** Short problem **
List all lines of the data containing the word "nguy".
>> Start Records for the exercise
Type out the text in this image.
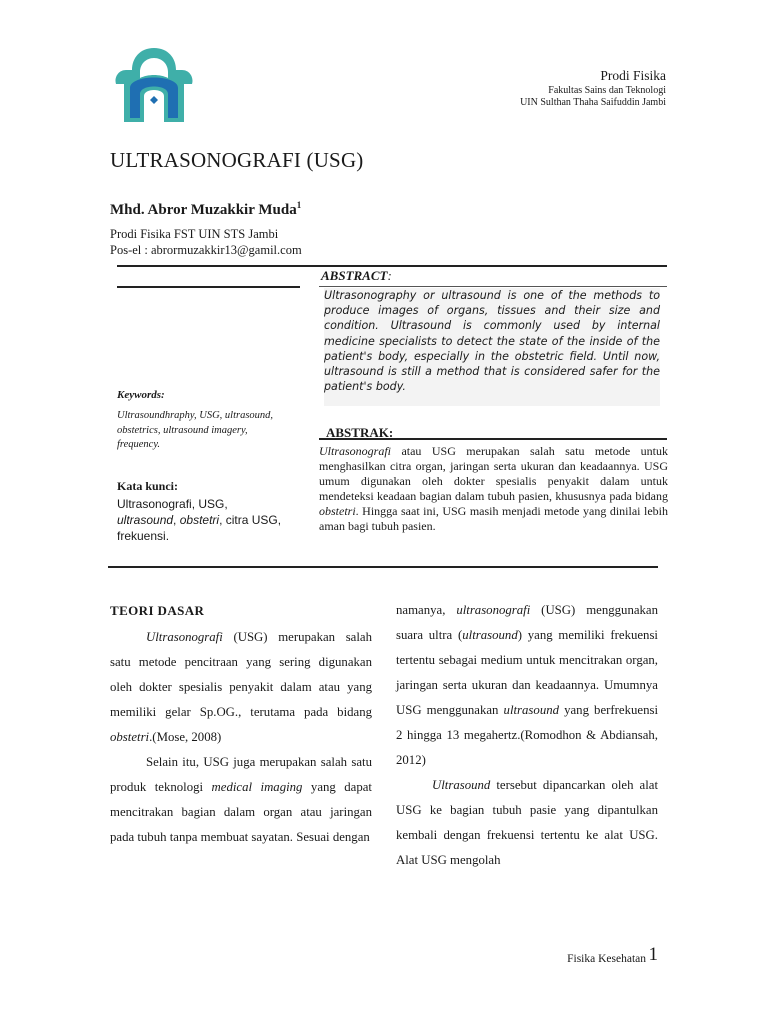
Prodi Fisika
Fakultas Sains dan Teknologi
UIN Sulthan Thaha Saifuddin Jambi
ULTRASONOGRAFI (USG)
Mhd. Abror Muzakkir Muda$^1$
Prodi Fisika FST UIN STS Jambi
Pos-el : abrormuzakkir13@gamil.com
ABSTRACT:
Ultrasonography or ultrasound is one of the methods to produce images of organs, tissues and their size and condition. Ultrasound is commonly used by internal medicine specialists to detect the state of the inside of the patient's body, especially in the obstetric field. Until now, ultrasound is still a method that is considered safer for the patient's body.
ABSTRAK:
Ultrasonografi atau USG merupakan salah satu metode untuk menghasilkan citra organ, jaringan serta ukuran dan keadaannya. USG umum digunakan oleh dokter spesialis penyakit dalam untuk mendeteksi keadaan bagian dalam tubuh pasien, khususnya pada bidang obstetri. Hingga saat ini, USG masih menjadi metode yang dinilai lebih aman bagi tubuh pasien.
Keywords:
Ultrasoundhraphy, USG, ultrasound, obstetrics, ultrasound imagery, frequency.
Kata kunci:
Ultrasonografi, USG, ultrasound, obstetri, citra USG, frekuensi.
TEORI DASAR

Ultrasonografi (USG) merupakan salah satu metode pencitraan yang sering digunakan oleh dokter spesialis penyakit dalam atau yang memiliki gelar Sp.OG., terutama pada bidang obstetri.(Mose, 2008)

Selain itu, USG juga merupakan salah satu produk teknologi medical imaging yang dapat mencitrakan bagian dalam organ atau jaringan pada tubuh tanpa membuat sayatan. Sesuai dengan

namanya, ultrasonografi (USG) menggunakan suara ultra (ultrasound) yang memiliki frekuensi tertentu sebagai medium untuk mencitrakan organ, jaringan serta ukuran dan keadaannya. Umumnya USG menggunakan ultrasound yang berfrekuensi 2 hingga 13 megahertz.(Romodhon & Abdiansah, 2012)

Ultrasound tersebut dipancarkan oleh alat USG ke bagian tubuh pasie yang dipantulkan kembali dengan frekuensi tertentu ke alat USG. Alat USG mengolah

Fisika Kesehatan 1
>> End Records for the exercise
>> Start Records for the exercise
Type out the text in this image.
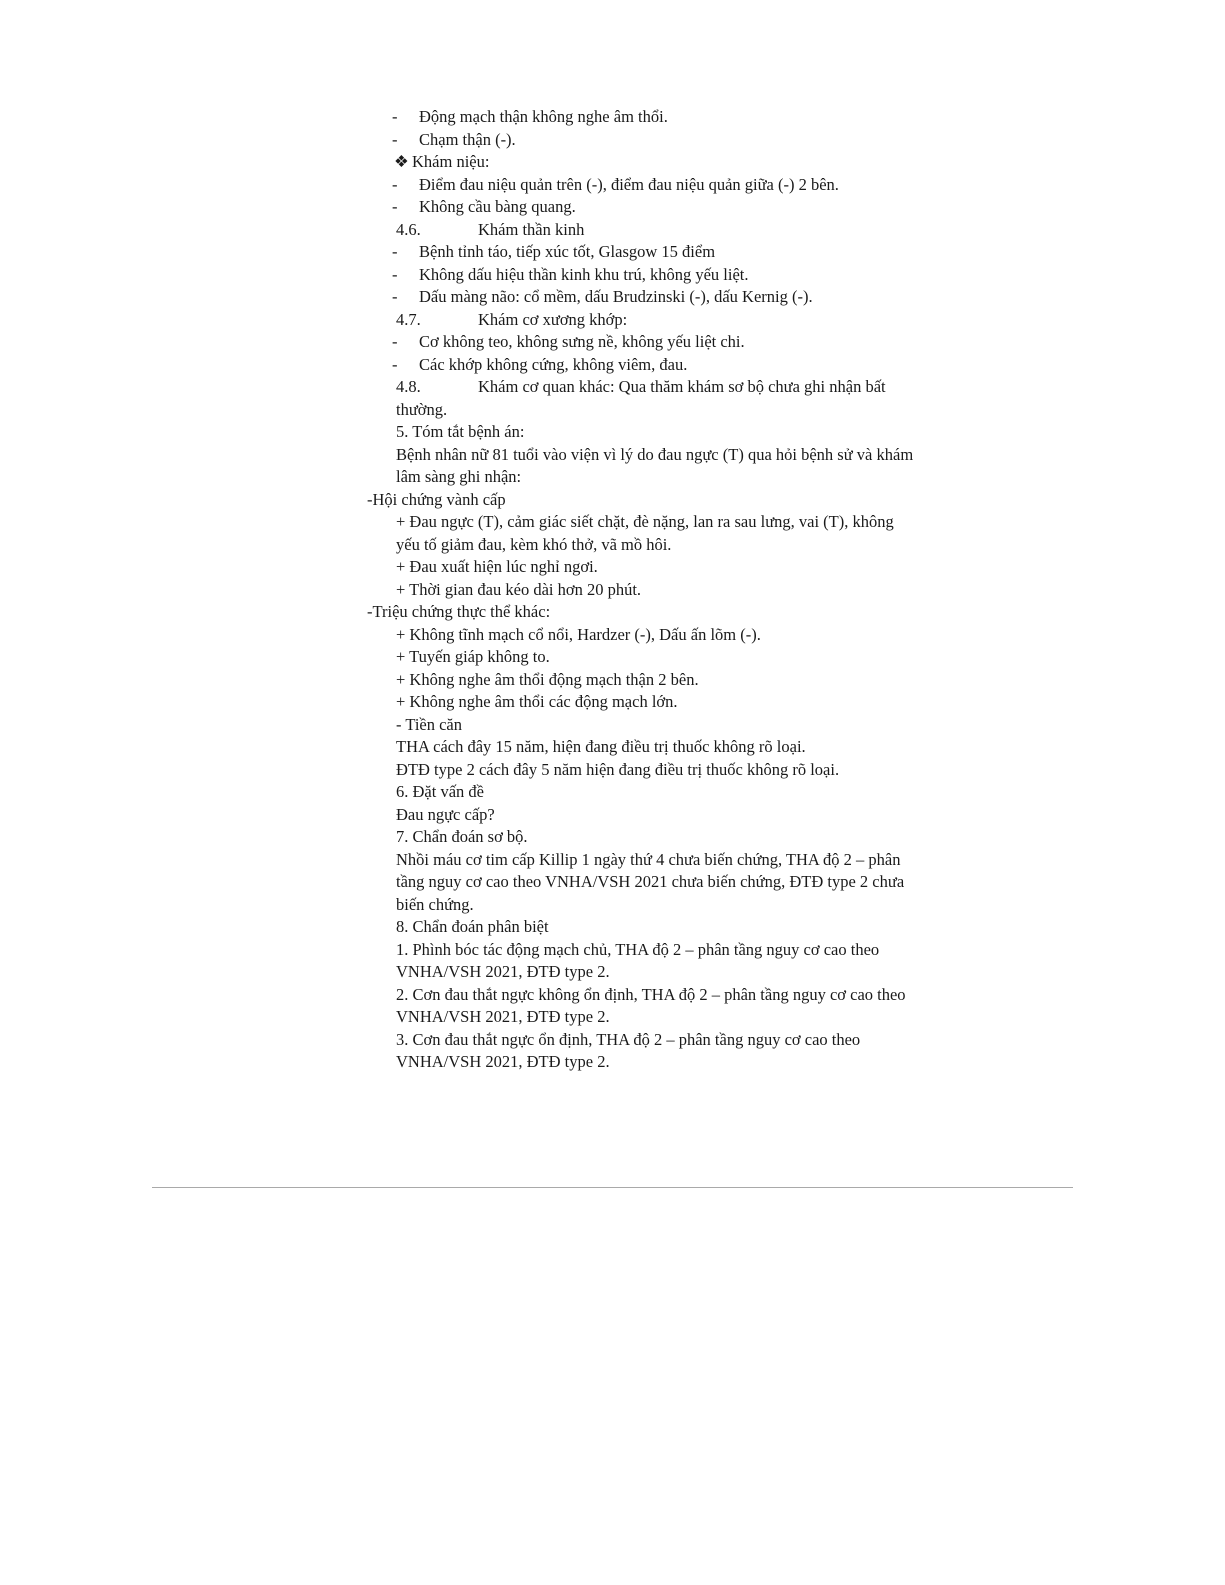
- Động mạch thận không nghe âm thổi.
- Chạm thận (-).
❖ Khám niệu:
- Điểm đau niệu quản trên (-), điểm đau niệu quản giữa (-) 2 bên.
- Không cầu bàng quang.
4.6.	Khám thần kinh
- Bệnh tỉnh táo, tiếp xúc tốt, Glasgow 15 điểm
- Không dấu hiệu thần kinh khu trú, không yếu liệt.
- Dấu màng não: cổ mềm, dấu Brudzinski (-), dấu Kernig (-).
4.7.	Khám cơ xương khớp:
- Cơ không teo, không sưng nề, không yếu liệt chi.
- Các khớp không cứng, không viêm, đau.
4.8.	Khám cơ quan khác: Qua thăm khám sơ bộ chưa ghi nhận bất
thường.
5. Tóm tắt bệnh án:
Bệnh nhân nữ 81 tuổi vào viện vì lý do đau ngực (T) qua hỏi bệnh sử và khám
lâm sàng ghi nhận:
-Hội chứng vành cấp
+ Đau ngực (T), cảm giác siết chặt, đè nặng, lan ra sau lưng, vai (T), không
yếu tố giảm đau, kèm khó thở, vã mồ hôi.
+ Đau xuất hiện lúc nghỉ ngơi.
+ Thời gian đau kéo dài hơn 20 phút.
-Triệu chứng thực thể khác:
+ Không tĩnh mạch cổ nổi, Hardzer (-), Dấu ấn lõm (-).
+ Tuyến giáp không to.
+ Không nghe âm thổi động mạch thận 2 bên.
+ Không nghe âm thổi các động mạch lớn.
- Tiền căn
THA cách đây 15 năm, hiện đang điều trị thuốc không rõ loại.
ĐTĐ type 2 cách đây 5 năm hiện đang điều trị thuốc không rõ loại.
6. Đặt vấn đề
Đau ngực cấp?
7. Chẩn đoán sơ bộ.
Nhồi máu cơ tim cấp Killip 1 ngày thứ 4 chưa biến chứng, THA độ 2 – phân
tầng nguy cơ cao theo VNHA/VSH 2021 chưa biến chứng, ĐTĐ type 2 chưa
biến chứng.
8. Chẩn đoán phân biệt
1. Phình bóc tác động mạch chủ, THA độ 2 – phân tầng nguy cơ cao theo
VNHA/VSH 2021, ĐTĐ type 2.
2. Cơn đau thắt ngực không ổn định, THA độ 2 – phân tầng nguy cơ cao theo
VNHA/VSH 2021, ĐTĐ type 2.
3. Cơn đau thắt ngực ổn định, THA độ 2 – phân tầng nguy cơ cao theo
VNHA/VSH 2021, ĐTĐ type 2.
>> End Records for the exercise
** Solution **
tầng nguy cơ cao theo VNHA/VSH 2021 chưa biến chứng, ĐTĐ type 2 chưa
1. Phình bóc tác động mạch chủ, THA độ 2 – phân tầng nguy cơ cao theo
2. Cơn đau thắt ngực không ổn định, THA độ 2 – phân tầng nguy cơ cao theo
3. Cơn đau thắt ngực ổn định, THA độ 2 – phân tầng nguy cơ cao theo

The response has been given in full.